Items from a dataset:

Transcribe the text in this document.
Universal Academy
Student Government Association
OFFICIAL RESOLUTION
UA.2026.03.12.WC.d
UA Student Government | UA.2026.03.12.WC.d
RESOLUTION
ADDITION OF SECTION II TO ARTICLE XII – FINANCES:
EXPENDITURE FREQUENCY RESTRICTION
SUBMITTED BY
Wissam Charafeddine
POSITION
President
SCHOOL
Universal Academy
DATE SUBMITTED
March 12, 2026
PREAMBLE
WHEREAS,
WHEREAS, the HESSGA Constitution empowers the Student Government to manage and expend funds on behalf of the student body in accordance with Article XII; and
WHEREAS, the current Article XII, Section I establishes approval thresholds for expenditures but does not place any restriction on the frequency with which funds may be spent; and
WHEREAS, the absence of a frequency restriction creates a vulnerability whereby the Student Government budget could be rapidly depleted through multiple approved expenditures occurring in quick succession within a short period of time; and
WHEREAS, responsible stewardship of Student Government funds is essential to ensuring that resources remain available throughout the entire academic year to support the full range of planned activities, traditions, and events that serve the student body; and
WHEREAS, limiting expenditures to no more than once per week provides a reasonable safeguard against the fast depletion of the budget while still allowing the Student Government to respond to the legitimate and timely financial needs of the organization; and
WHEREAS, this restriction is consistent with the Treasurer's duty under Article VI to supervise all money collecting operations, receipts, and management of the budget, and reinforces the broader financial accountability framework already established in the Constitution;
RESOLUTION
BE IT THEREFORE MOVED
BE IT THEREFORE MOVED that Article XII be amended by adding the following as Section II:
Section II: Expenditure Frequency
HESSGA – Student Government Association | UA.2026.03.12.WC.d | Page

- Task objective
Search the lines above for the string "HESSGA" and copy each line that has it.

- Correct output
WHEREAS, the HESSGA Constitution empowers the Student Government to manage and expend funds on behalf of the student body in accordance with Article XII; and
HESSGA – Student Government Association | UA.2026.03.12.WC.d | Page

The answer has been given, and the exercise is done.